◆ Stated exercise: Look below for the line with "Transcribe this image's" and the line with "Convert this screenshot"; repeat exactly those two lines and all lines between them, but no pictures.

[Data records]

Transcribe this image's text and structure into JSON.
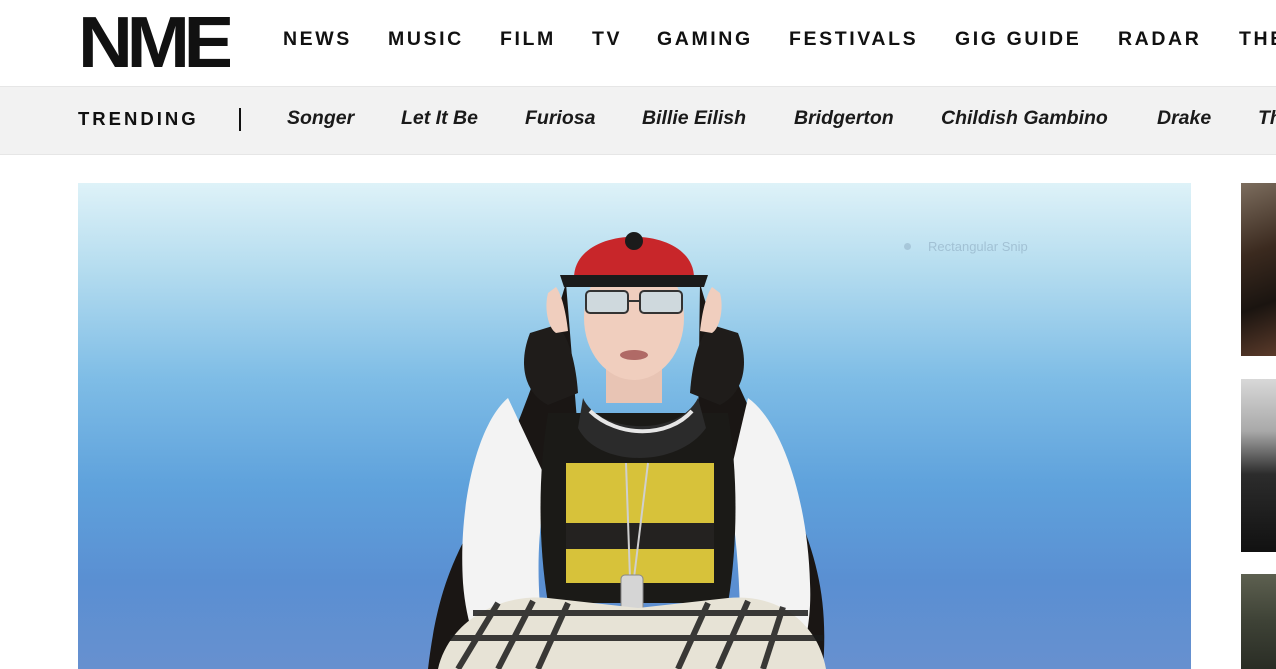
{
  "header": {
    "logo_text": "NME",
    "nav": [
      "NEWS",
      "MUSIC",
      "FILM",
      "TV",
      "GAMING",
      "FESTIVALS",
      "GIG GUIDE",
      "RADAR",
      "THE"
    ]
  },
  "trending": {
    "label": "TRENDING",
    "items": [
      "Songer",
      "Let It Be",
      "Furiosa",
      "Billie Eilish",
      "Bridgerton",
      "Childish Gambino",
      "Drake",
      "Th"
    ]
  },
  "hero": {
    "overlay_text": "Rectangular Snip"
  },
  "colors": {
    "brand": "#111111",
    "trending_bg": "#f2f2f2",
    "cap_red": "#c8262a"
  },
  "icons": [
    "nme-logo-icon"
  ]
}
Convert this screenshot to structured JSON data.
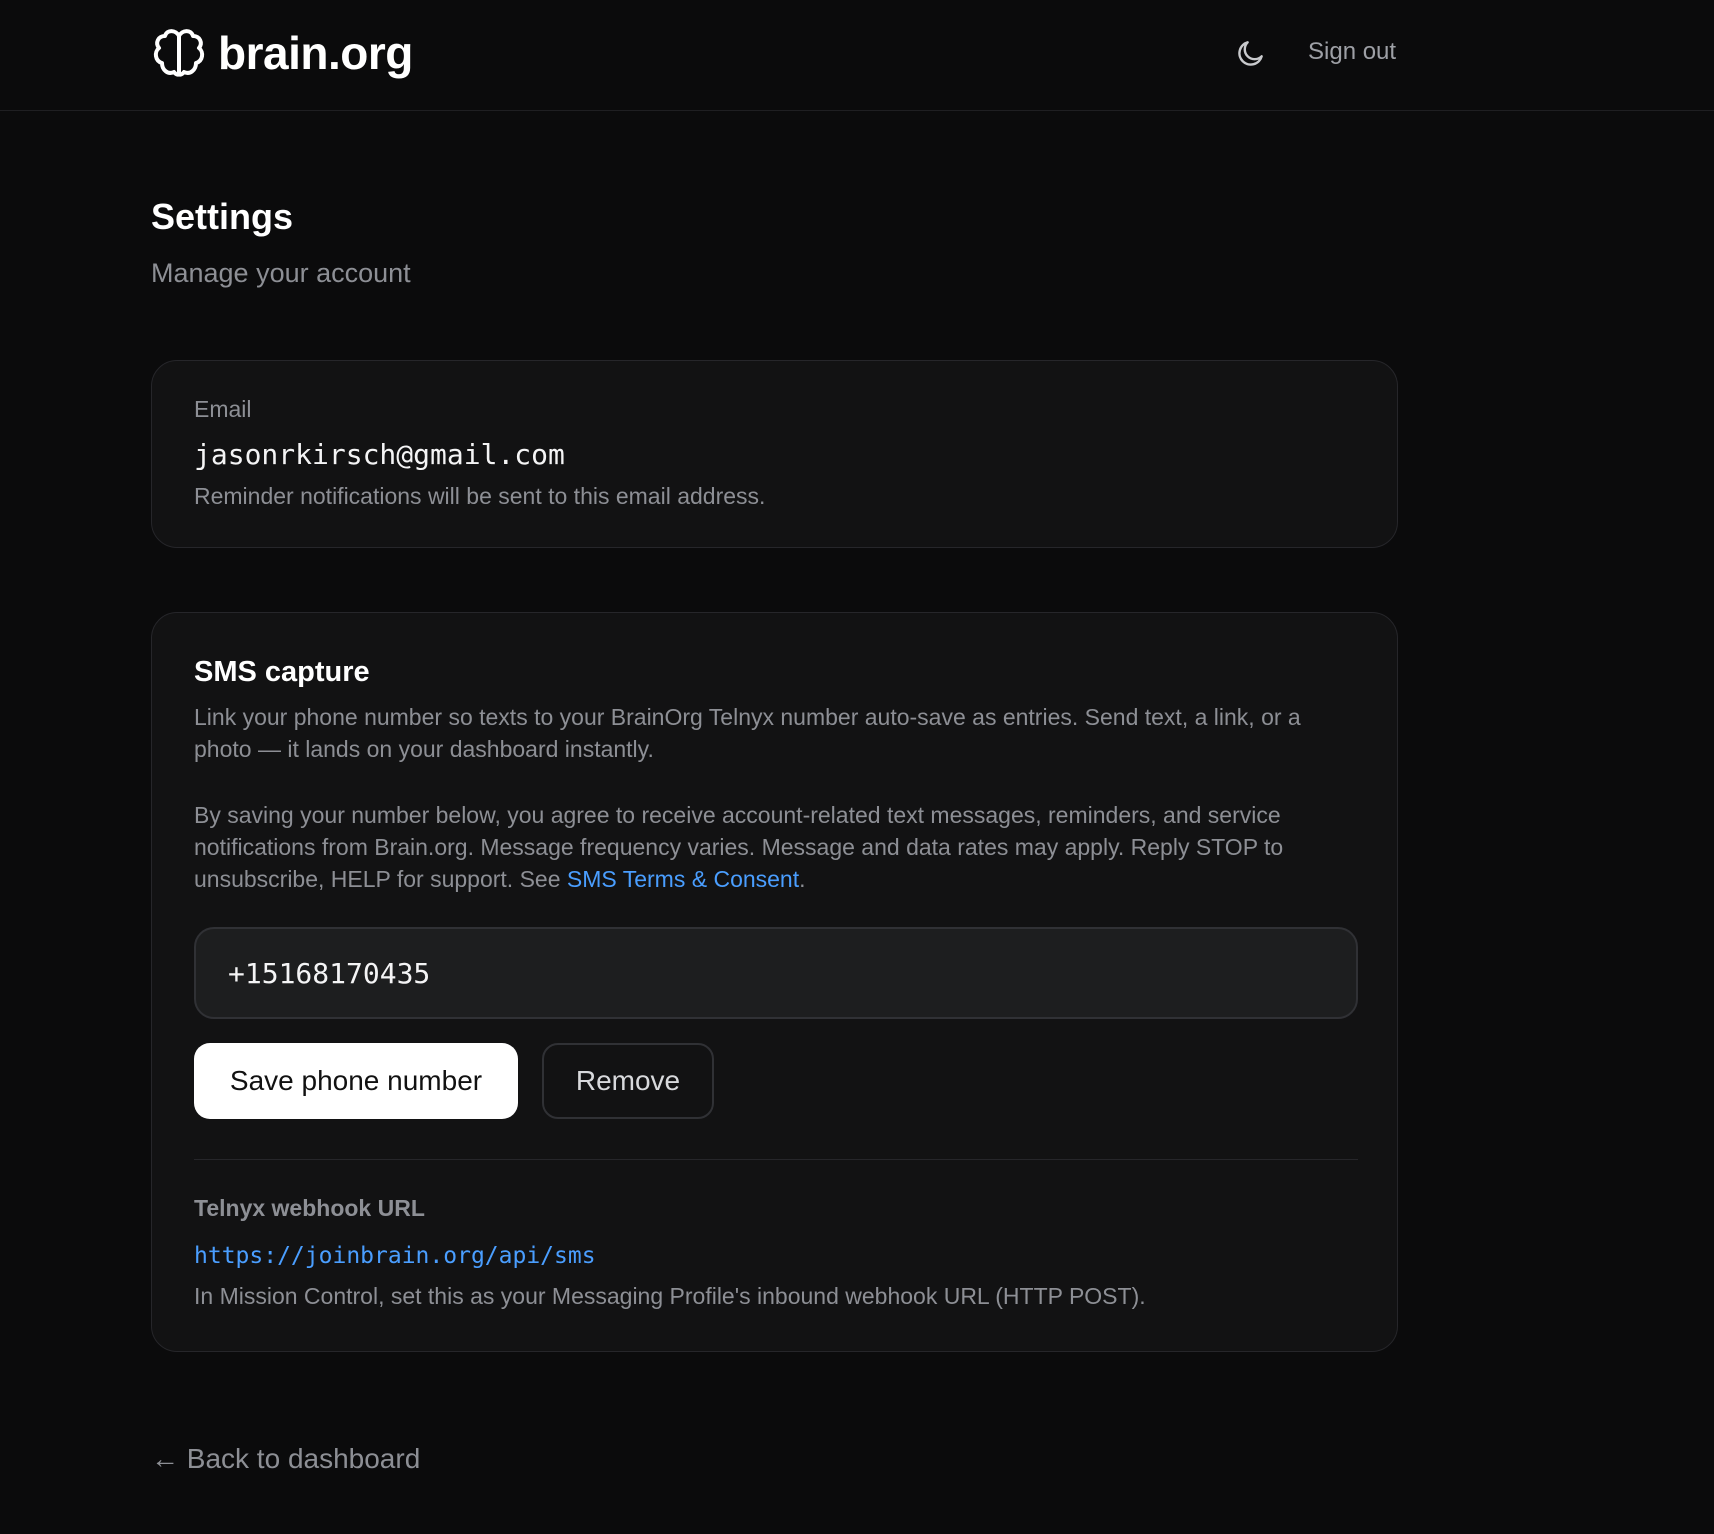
==
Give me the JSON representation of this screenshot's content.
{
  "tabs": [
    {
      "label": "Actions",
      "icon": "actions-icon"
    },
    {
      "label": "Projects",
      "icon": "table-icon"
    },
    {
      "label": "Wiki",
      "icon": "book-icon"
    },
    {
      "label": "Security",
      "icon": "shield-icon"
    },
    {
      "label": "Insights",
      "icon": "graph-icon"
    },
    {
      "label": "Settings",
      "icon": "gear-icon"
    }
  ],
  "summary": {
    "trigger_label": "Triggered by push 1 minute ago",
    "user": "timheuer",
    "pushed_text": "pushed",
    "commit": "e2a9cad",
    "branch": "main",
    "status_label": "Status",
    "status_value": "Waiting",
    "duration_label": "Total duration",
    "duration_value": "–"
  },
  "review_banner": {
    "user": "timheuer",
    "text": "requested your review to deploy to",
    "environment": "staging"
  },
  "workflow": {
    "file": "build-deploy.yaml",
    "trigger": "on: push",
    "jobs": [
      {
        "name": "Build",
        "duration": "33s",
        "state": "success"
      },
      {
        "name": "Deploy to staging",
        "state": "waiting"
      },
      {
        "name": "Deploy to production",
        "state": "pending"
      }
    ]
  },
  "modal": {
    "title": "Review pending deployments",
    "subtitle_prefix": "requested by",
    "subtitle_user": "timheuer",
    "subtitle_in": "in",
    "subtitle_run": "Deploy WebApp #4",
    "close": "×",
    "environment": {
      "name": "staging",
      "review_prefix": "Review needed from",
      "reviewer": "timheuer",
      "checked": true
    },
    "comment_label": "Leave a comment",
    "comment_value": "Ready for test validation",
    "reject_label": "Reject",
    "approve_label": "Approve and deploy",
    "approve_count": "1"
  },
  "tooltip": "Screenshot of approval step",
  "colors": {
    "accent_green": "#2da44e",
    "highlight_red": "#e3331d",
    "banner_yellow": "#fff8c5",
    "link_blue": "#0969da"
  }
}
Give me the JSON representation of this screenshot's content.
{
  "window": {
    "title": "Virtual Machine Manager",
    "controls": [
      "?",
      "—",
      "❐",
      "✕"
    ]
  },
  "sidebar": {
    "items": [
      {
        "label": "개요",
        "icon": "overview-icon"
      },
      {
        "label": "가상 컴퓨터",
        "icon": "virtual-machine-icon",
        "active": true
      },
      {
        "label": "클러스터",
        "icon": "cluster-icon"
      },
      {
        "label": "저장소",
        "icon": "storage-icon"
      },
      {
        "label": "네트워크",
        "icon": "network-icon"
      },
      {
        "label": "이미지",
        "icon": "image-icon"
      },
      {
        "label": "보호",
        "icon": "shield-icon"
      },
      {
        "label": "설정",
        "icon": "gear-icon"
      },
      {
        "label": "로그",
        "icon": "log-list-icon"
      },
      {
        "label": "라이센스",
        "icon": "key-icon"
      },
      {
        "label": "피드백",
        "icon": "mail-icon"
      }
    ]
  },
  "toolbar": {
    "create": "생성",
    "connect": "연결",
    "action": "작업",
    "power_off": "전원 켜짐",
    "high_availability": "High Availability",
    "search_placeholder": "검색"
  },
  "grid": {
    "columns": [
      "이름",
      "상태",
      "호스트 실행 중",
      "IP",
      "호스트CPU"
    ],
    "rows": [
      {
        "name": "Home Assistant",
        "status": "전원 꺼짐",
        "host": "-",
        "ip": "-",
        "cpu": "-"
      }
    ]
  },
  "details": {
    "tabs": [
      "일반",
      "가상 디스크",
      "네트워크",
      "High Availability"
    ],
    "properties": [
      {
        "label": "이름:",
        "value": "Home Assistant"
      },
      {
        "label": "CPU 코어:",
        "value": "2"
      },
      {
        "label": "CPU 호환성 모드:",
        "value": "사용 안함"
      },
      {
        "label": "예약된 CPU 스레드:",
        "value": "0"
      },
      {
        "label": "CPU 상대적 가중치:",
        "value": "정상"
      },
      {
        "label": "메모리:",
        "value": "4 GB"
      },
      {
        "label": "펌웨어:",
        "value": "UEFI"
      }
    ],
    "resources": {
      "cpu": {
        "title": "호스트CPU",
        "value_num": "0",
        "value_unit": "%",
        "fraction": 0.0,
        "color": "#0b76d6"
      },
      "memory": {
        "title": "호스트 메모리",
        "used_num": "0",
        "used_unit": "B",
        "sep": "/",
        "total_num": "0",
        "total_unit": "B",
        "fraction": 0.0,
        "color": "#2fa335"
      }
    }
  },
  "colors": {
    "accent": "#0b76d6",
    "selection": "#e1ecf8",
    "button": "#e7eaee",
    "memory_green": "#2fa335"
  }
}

◆ Finished task:
Transcribe this image's text and structure into JSON.
{
  "header": {
    "logo_text": "NME",
    "nav": [
      "NEWS",
      "MUSIC",
      "FILM",
      "TV",
      "GAMING",
      "FESTIVALS",
      "GIG GUIDE",
      "RADAR",
      "THE"
    ]
  },
  "trending": {
    "label": "TRENDING",
    "items": [
      "Songer",
      "Let It Be",
      "Furiosa",
      "Billie Eilish",
      "Bridgerton",
      "Childish Gambino",
      "Drake",
      "Th"
    ]
  },
  "hero": {
    "overlay_text": "Rectangular Snip"
  },
  "colors": {
    "brand": "#111111",
    "trending_bg": "#f2f2f2",
    "cap_red": "#c8262a"
  },
  "icons": [
    "nme-logo-icon"
  ]
}
Convert this screenshot to structured JSON data.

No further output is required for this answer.